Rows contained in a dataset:
● ● ● ● ● ● ●

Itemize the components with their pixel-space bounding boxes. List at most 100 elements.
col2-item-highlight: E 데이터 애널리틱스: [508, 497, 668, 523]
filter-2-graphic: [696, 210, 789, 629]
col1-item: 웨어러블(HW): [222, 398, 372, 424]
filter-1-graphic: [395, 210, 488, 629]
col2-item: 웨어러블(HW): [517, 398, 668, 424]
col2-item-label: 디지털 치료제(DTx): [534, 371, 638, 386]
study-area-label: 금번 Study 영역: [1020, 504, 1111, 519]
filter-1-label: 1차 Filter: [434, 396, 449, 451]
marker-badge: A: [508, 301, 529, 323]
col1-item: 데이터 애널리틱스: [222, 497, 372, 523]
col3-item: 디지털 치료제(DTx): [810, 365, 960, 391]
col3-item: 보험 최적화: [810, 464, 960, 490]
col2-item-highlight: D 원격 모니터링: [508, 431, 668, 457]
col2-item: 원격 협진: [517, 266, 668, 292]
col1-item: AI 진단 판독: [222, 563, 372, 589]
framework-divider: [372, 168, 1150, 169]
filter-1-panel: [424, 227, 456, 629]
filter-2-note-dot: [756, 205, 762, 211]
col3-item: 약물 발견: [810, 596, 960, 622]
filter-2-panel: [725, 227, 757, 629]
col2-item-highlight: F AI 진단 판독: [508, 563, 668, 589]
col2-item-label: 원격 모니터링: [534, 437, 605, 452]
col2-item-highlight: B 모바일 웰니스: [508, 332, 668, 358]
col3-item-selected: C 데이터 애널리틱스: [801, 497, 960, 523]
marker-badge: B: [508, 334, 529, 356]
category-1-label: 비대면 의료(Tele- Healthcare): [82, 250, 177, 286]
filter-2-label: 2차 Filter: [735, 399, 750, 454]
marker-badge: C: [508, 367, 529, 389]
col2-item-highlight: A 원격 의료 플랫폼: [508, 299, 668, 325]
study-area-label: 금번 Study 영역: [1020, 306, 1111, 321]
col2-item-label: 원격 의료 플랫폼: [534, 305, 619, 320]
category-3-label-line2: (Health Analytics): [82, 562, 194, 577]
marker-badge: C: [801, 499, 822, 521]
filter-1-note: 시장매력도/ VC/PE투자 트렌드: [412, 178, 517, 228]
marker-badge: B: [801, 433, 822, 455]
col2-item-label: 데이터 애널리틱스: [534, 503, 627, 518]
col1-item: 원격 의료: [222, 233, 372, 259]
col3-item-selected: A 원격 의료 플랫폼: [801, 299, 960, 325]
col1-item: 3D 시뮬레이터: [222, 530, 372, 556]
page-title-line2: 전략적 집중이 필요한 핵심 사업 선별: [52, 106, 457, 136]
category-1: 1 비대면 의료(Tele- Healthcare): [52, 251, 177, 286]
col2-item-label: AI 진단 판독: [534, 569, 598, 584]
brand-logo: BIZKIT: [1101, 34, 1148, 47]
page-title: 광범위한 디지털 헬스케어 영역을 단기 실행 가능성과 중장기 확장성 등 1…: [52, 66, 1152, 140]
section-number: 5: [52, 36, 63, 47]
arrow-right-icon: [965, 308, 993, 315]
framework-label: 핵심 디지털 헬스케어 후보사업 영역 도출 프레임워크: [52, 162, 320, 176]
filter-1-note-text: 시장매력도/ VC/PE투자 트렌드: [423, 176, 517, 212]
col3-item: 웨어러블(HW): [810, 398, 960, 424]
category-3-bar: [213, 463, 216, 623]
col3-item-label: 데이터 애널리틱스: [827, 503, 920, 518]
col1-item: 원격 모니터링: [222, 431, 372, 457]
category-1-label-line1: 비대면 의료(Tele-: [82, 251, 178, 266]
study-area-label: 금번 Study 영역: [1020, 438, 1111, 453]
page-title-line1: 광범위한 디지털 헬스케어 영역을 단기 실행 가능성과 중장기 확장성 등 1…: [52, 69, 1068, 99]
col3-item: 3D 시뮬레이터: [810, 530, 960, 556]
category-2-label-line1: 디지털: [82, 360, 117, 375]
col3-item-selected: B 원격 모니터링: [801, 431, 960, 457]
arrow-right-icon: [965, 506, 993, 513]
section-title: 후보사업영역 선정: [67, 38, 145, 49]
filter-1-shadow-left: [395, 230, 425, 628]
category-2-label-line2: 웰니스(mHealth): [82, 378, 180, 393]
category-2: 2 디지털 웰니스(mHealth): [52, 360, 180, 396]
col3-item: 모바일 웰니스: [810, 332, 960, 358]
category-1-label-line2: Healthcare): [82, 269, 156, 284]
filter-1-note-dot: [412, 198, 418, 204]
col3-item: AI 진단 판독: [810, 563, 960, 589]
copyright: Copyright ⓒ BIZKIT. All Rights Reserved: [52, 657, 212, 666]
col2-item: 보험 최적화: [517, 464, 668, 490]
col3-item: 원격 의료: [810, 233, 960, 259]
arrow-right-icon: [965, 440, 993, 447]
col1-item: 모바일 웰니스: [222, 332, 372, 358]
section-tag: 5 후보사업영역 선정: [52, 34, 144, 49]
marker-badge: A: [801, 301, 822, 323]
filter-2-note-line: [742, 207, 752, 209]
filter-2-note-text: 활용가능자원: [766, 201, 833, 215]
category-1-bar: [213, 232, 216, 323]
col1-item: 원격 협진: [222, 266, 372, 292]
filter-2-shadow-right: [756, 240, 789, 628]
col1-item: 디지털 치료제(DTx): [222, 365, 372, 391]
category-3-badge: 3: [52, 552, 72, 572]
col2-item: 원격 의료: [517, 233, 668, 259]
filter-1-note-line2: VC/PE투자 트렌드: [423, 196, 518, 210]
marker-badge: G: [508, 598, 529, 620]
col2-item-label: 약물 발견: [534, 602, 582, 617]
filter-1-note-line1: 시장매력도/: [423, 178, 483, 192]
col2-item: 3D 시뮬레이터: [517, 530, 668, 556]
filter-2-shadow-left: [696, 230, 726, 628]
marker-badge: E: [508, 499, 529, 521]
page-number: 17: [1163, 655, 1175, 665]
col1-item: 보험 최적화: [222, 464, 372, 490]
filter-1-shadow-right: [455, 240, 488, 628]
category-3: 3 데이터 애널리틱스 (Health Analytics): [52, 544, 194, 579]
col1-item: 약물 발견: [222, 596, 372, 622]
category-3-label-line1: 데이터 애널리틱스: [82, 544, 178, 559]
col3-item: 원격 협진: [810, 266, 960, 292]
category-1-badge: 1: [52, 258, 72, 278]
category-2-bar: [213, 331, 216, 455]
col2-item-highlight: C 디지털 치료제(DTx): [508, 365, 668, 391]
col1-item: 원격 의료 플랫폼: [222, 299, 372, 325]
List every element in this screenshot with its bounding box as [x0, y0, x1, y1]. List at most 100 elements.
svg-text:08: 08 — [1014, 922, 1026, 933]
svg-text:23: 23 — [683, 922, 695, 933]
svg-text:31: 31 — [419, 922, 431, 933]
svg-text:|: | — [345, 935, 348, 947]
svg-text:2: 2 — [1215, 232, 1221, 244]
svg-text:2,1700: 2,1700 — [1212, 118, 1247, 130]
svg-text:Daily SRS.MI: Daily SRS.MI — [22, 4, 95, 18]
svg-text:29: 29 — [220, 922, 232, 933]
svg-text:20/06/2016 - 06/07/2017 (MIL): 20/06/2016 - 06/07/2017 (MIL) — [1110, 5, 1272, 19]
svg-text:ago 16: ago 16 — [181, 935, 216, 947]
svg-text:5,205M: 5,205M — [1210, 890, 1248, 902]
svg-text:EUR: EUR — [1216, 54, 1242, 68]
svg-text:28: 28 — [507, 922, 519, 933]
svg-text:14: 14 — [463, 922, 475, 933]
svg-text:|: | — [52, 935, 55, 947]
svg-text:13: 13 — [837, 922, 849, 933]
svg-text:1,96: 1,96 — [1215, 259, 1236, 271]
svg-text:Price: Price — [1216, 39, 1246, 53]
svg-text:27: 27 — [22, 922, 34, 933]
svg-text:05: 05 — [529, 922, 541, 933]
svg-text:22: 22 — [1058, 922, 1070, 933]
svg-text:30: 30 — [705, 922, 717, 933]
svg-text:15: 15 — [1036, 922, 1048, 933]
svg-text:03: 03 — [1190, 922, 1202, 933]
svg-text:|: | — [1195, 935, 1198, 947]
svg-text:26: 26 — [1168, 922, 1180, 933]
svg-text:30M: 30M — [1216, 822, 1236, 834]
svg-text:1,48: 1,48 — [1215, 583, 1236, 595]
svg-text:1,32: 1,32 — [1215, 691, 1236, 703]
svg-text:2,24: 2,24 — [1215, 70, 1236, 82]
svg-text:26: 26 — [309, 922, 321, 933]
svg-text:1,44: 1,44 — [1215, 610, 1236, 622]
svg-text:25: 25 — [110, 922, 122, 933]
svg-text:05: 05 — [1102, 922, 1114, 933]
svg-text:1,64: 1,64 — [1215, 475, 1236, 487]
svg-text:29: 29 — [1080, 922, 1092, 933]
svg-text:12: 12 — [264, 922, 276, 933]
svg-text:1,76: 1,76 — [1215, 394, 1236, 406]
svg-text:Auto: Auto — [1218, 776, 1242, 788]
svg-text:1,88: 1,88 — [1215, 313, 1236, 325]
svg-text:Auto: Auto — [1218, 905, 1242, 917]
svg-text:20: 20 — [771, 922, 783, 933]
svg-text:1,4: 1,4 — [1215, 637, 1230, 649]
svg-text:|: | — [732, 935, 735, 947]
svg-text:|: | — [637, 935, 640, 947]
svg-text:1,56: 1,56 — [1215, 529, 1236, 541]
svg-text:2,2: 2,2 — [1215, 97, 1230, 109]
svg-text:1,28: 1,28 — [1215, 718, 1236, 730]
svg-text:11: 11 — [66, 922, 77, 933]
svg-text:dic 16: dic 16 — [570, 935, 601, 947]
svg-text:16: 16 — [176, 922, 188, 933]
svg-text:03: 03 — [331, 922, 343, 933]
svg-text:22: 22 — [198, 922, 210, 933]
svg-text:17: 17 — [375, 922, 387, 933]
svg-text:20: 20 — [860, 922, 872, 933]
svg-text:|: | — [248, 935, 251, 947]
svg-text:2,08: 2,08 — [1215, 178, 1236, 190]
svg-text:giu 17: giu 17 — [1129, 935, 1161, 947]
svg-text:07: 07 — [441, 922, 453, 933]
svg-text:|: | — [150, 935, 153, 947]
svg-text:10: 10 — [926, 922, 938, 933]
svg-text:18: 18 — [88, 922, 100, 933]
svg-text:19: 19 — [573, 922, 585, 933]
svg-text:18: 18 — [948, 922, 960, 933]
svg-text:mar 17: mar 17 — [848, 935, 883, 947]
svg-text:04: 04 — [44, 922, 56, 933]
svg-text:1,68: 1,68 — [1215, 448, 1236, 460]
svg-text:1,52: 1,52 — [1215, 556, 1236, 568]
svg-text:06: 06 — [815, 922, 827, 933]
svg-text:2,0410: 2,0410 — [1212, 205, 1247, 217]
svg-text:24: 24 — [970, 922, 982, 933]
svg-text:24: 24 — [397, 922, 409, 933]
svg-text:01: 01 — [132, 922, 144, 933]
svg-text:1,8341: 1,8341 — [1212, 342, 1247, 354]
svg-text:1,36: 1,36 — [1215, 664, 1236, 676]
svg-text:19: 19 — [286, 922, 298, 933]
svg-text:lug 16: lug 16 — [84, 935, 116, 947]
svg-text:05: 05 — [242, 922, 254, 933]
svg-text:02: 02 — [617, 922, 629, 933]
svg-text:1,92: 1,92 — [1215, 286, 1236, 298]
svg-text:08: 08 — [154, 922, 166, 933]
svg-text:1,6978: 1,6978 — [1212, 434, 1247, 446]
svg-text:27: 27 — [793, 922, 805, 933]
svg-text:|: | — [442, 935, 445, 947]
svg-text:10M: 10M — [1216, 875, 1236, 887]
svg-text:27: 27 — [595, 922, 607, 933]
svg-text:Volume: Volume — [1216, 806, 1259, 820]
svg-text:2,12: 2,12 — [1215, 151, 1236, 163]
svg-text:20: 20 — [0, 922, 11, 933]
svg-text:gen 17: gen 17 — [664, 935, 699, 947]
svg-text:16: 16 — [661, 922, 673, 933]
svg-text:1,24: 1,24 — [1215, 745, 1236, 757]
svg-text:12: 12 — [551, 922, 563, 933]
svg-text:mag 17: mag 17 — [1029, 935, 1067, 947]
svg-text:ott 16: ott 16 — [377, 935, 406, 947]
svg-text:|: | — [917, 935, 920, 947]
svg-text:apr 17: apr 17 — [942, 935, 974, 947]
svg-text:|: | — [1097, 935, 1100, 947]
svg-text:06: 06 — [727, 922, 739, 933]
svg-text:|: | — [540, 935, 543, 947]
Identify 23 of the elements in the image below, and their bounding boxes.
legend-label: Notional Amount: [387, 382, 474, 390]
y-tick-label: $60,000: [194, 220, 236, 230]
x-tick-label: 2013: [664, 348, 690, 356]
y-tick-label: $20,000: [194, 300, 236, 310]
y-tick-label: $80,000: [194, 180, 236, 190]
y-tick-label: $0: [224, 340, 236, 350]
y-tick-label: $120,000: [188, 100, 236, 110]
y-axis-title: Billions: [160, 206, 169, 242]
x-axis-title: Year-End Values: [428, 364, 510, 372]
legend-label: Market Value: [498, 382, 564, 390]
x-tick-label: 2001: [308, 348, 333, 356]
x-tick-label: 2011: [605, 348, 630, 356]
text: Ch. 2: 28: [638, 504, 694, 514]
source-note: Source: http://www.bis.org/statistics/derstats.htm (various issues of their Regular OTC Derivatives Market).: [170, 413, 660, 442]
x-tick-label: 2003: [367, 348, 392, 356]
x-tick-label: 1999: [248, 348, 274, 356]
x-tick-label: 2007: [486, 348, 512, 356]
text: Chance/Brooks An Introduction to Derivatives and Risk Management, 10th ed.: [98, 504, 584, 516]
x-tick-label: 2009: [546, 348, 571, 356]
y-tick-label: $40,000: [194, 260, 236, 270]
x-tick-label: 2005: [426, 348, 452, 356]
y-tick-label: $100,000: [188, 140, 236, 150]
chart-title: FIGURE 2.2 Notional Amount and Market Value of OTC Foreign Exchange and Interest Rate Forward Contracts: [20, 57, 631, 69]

● ● ● ● ● ● ●

## [WHAT THE TASK REQUIRES]
Put the rows above into a numbered list, from the first row through the one containing "filter-1-label: 1차 Filter: [434, 396, 449, 451]", both included, and leave out any blank lines.

## [OUTPUT OF THE EXERCISE]
1. Itemize the components with their pixel-space bounding boxes. List at most 100 elements.
2. col2-item-highlight: E 데이터 애널리틱스: [508, 497, 668, 523]
3. filter-2-graphic: [696, 210, 789, 629]
4. col1-item: 웨어러블(HW): [222, 398, 372, 424]
5. filter-1-graphic: [395, 210, 488, 629]
6. col2-item: 웨어러블(HW): [517, 398, 668, 424]
7. col2-item-label: 디지털 치료제(DTx): [534, 371, 638, 386]
8. study-area-label: 금번 Study 영역: [1020, 504, 1111, 519]
9. filter-1-label: 1차 Filter: [434, 396, 449, 451]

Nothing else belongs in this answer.